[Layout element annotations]

•••

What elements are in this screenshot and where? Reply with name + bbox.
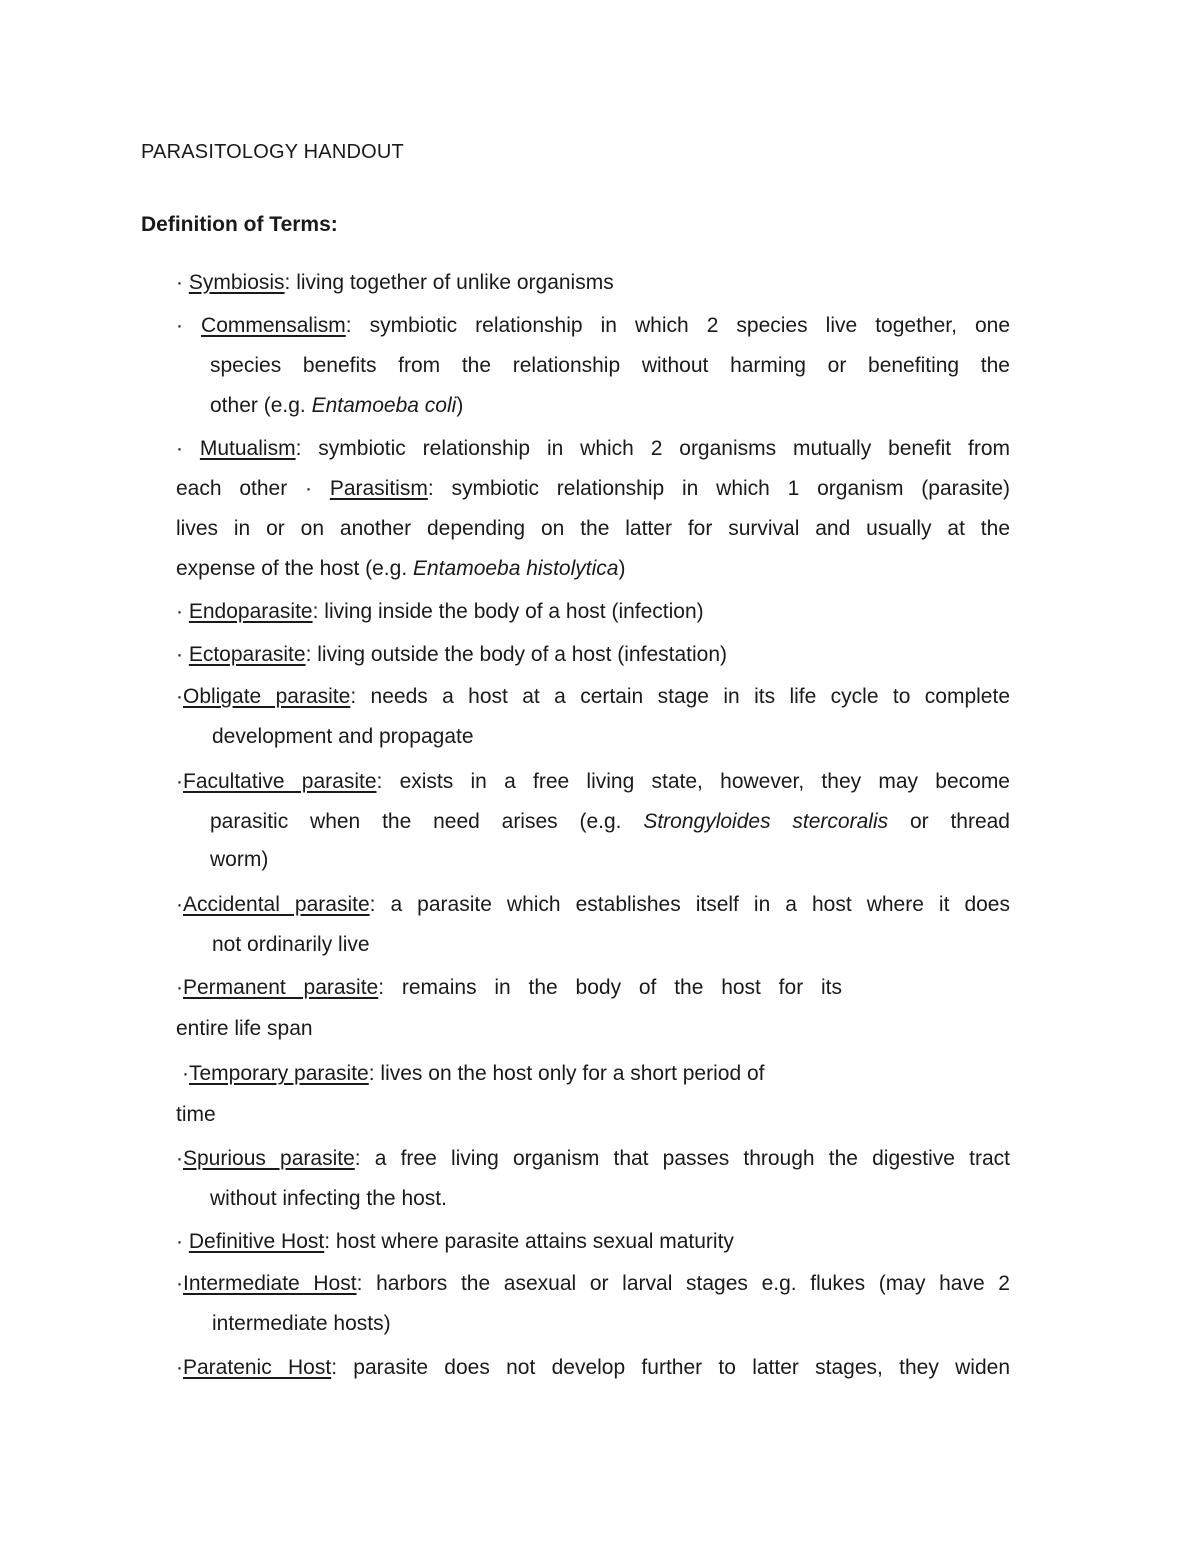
definition-text: : symbiotic relationship in which 2 organisms mutually benefit from (295, 437, 1010, 460)
section-heading: Definition of Terms: (141, 213, 338, 236)
entry-facultative (176, 769, 1010, 795)
bullet: · (176, 643, 183, 666)
entry-symbiosis (176, 270, 614, 296)
bullet: · (176, 976, 183, 999)
term-temporary: Temporary parasite (189, 1062, 369, 1085)
term-obligate: Obligate parasite (183, 685, 351, 708)
definition-text: or thread (888, 810, 1010, 833)
entry-ectoparasite (176, 642, 727, 668)
definition-text: : living inside the body of a host (infection) (312, 600, 704, 623)
definition-text: : remains in the body of the host for its (378, 976, 842, 999)
definition-text: : living outside the body of a host (infestation) (305, 643, 727, 666)
bullet: · (176, 770, 183, 793)
entry-permanent-cont: entire life span (176, 1017, 313, 1040)
bullet: · (176, 271, 183, 294)
term-facultative: Facultative parasite (183, 770, 377, 793)
entry-commensalism-cont (210, 393, 463, 419)
definition-text: each other · (176, 477, 330, 500)
term-ectoparasite: Ectoparasite (188, 643, 306, 666)
bullet: · (176, 600, 183, 623)
term-permanent: Permanent parasite (183, 976, 379, 999)
entry-intermediate-host (176, 1271, 1010, 1297)
term-definitive-host: Definitive Host (188, 1230, 325, 1253)
definition-text: ) (456, 394, 464, 417)
entry-spurious-cont: without infecting the host. (210, 1187, 447, 1210)
definition-text: : a parasite which establishes itself in a host where it does (369, 893, 1010, 916)
bullet: · (176, 893, 183, 916)
definition-text: : host where parasite attains sexual maturity (324, 1230, 734, 1253)
bullet: · (176, 437, 183, 460)
definition-text: other (e.g. (210, 394, 312, 417)
entry-facultative-cont: worm) (210, 848, 269, 871)
bullet: · (176, 685, 183, 708)
definition-text: : needs a host at a certain stage in its life cycle to complete (350, 685, 1011, 708)
entry-temporary (182, 1061, 764, 1087)
entry-temporary-cont: time (176, 1103, 216, 1126)
bullet: · (176, 1230, 183, 1253)
entry-intermediate-host-cont: intermediate hosts) (212, 1312, 391, 1335)
bullet: · (176, 314, 183, 337)
entry-accidental-cont: not ordinarily live (212, 933, 370, 956)
definition-text: : symbiotic relationship in which 2 species live together, one (345, 314, 1010, 337)
term-paratenic-host: Paratenic Host (183, 1356, 332, 1379)
definition-text: : parasite does not develop further to latter stages, they widen (331, 1356, 1011, 1379)
term-parasitism: Parasitism (329, 477, 428, 500)
entry-obligate-cont: development and propagate (212, 725, 474, 748)
entry-parasitism-cont: lives in or on another depending on the latter for survival and usually at the (176, 517, 1010, 540)
term-symbiosis: Symbiosis (188, 271, 285, 294)
bullet: · (176, 1272, 183, 1295)
term-mutualism: Mutualism (199, 437, 296, 460)
term-spurious: Spurious parasite (183, 1147, 355, 1170)
definition-text: : exists in a free living state, however, they may become (376, 770, 1010, 793)
entry-obligate (176, 684, 1010, 710)
document-title: PARASITOLOGY HANDOUT (141, 141, 404, 163)
entry-accidental (176, 892, 1010, 918)
term-endoparasite: Endoparasite (188, 600, 313, 623)
definition-text: : lives on the host only for a short period of (368, 1062, 765, 1085)
term-accidental: Accidental parasite (183, 893, 370, 916)
entry-parasitism-cont (176, 556, 625, 582)
bullet: · (182, 1062, 189, 1085)
bullet: · (176, 1356, 183, 1379)
definition-text: ) (618, 557, 626, 580)
entry-spurious (176, 1146, 1010, 1172)
entry-facultative-cont (210, 809, 1010, 835)
definition-text: : harbors the asexual or larval stages e.g. flukes (may have 2 (356, 1272, 1010, 1295)
definition-text: : a free living organism that passes through the digestive tract (354, 1147, 1010, 1170)
entry-commensalism (176, 313, 1010, 339)
entry-paratenic-host (176, 1355, 1010, 1381)
definition-symbiosis: : living together of unlike organisms (284, 271, 614, 294)
term-intermediate-host: Intermediate Host (183, 1272, 357, 1295)
definition-text: expense of the host (e.g. (176, 557, 413, 580)
definition-text: parasitic when the need arises (e.g. (210, 810, 644, 833)
entry-endoparasite (176, 599, 704, 625)
entry-commensalism-cont: species benefits from the relationship without harming or benefiting the (210, 354, 1010, 377)
species-name: Entamoeba histolytica (413, 557, 619, 580)
species-name: Strongyloides stercoralis (643, 810, 889, 833)
entry-mutualism (176, 436, 1010, 462)
entry-mutualism-parasitism (176, 476, 1010, 502)
term-commensalism: Commensalism (201, 314, 346, 337)
entry-permanent (176, 975, 842, 1001)
bullet: · (176, 1147, 183, 1170)
species-name: Entamoeba coli (311, 394, 457, 417)
entry-definitive-host (176, 1229, 734, 1255)
definition-text: : symbiotic relationship in which 1 organism (parasite) (427, 477, 1010, 500)
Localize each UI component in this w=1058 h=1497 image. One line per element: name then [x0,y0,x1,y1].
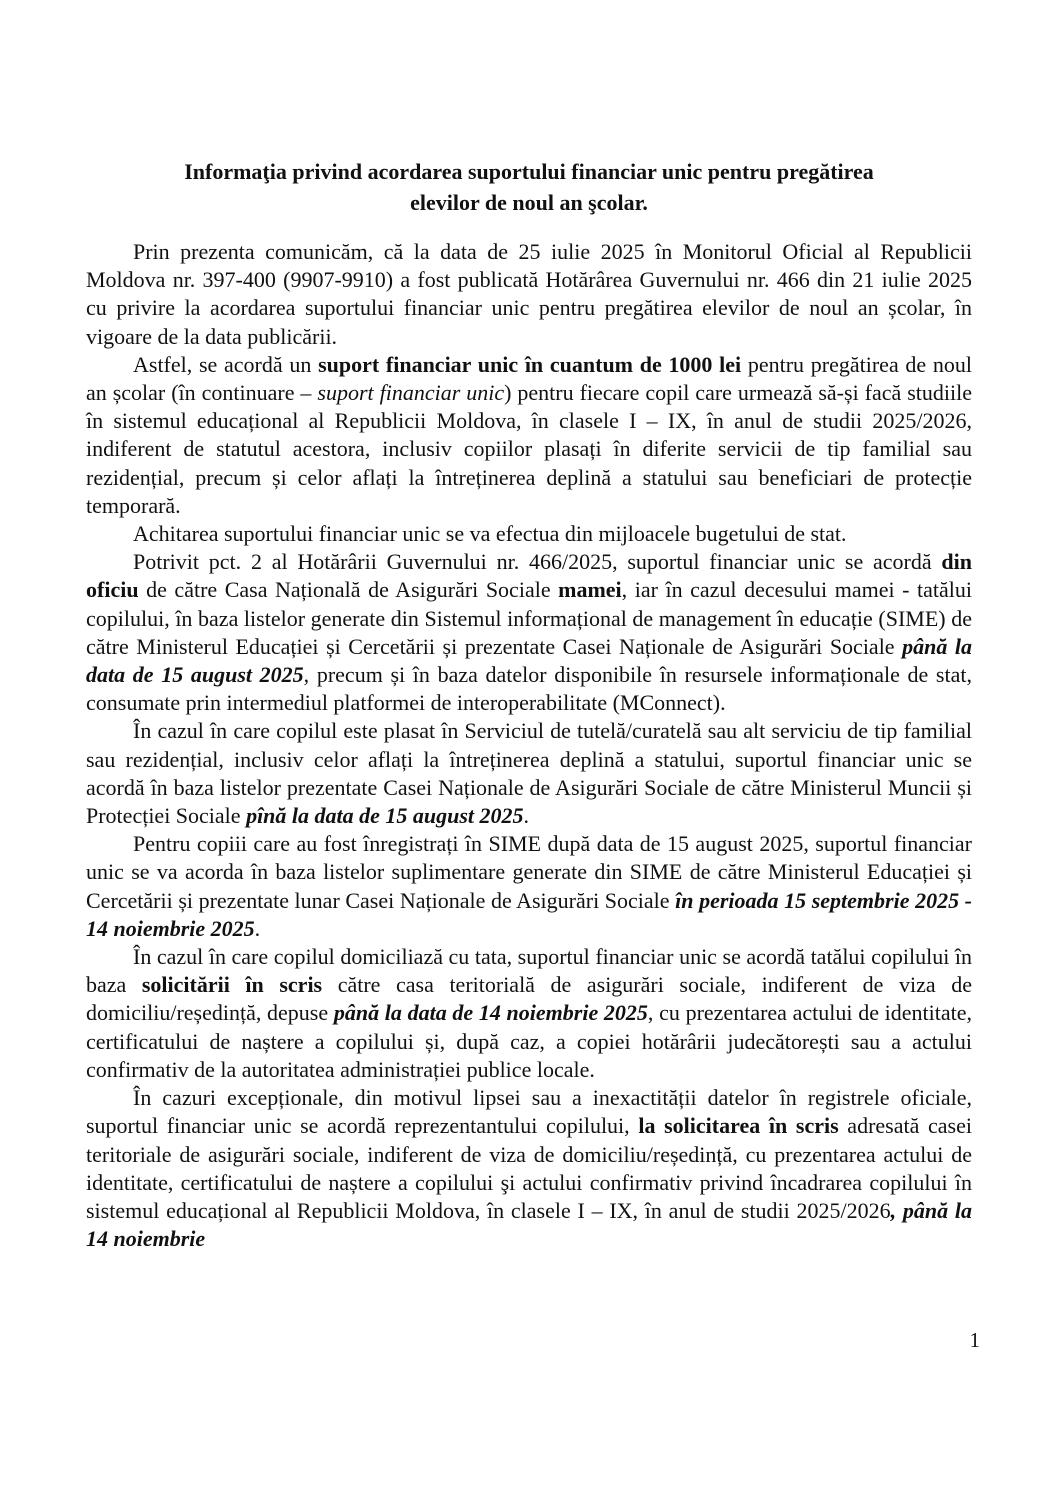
paragraph-late-registration [86,830,978,943]
text-run: adresată casei teritoriale de asigurări sociale, indiferent de viza de domiciliu/reședință, cu prezentarea actului de identitate, certificatului de naștere a copilului şi actului confirmativ privind încadrarea copilului în sistemul educațional al Republicii Moldova, în clasele I – IX, în anul de studii 2025/2026 [86,1113,978,1223]
text-run: În cazul în care copilul domiciliază cu tata, suportul financiar unic se acordă tatălui copilului în baza [86,944,978,998]
text-run: pentru pregătirea de noul an școlar (în continuare – [86,351,978,406]
paragraph-state-budget [86,520,972,548]
text-run: pînă la data de 15 august 2025 [246,803,524,829]
text-run: până la data de 15 august 2025 [86,633,978,688]
document-title [86,156,972,218]
text-run: Potrivit pct. 2 al Hotărârii Guvernului nr. 466/2025, suportul financiar unic se acordă [133,549,942,575]
text-run: suport financiar unic în cuantum de 1000 lei [318,351,742,377]
text-run: din oficiu [86,549,978,603]
paragraph-exceptional-cases [86,1084,978,1253]
document-body [86,238,978,1253]
text-run: , până la 14 noiembrie [86,1197,978,1252]
text-run: către casa teritorială de asigurări sociale, indiferent de viza de domiciliu/reședință, depuse [86,972,978,1026]
text-run: Prin prezenta comunicăm, că la data de 25 iulie 2025 în Monitorul Oficial al Republicii Moldova nr. 397-400 (9907-9910) a fost publicată Hotărârea Guvernului nr. 466 din 21 iulie 2025 cu privire la acordarea suportului financiar unic pentru pregătirea elevilor de noul an școlar, în vigoare de la data publicării. [86,239,978,349]
text-run: suport financiar unic [317,380,505,406]
text-run: ) pentru fiecare copil care urmează să-și facă studiile în sistemul educațional al Republicii Moldova, în clasele I – IX, în anul de studii 2025/2026, indiferent de statutul acestora, inclusiv copiilor plasați în diferite servicii de tip familial sau rezidențial, precum și celor aflați la întreținerea deplină a statului sau beneficiari de protecție temporară. [86,380,978,518]
text-run: . [523,803,530,829]
text-run: , iar în cazul decesului mamei - tatălui copilului, în baza listelor generate din Sistemul informațional de management în educație (SIME) de către Ministerul Educației și Cercetării și prezentate Casei Naționale de Asigurări Sociale [86,577,978,659]
paragraph-support-amount [86,351,978,520]
paragraph-intro-publication [86,238,978,351]
text-run: În cazuri excepționale, din motivul lipsei sau a inexactității datelor în registrele oficiale, suportul financiar unic se acordă reprezentantului copilului, [86,1085,978,1139]
paragraph-father-domicile [86,943,978,1084]
title-line-1: Informaţia privind acordarea suportului financiar unic pentru pregătirea [184,159,874,184]
text-run: . [254,915,261,941]
text-run: În cazul în care copilul este plasat în Serviciul de tutelă/curatelă sau alt serviciu de tip familial sau rezidențial, inclusiv celor aflați la întreținerea deplină a statului, suportul financiar unic se acordă în baza listelor prezentate Casei Naționale de Asigurări Sociale de către Ministerul Muncii și Protecției Sociale [86,718,978,829]
text-run: până la data de 14 noiembrie 2025 [333,1000,648,1026]
text-run: Astfel, se acordă un [133,351,319,377]
text-run: în perioada 15 septembrie 2025 - 14 noiembrie 2025 [86,887,978,941]
text-run: mamei [558,577,622,603]
text-run: Achitarea suportului financiar unic se va efectua din mijloacele bugetului de stat. [133,521,847,547]
text-run: de către Casa Națională de Asigurări Sociale [138,577,559,603]
document-content [86,156,978,1253]
text-run: solicitării în scris [141,972,323,998]
text-run: Pentru copiii care au fost înregistrați în SIME după data de 15 august 2025, suportul financiar unic se va acorda în baza listelor suplimentare generate din SIME de către Ministerul Educației și Cercetării și prezentate lunar Casei Naționale de Asigurări Sociale [86,831,978,913]
text-run: la solicitarea în scris [638,1113,839,1139]
paragraph-guardianship-service [86,717,978,830]
text-run: , cu prezentarea actului de identitate, certificatului de naștere a copilului și, după caz, a copiei hotărârii judecătorești sau a actului confirmativ de la autoritatea administrației publice locale. [86,1000,978,1082]
page-number: 1 [969,1328,980,1352]
text-run: , precum și în baza datelor disponibile în resursele informaționale de stat, consumate prin intermediul platformei de interoperabilitate (MConnect). [86,662,978,716]
title-line-2: elevilor de noul an şcolar. [410,190,648,215]
paragraph-granting-procedure [86,548,978,717]
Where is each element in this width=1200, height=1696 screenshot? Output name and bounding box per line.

•••

What you are asked to do
From the records, output every line from the one with "definition-text: : symbiotic relationship in which 2 organisms" to the one with "term-obligate: Obligate parasite", including both, copied without any change.

Task result
definition-text: : symbiotic relationship in which 2 organisms mutually benefit from (295, 437, 1010, 460)
section-heading: Definition of Terms: (141, 213, 338, 236)
entry-facultative (176, 769, 1010, 795)
bullet: · (176, 643, 183, 666)
entry-symbiosis (176, 270, 614, 296)
bullet: · (176, 976, 183, 999)
term-temporary: Temporary parasite (189, 1062, 369, 1085)
term-obligate: Obligate parasite (183, 685, 351, 708)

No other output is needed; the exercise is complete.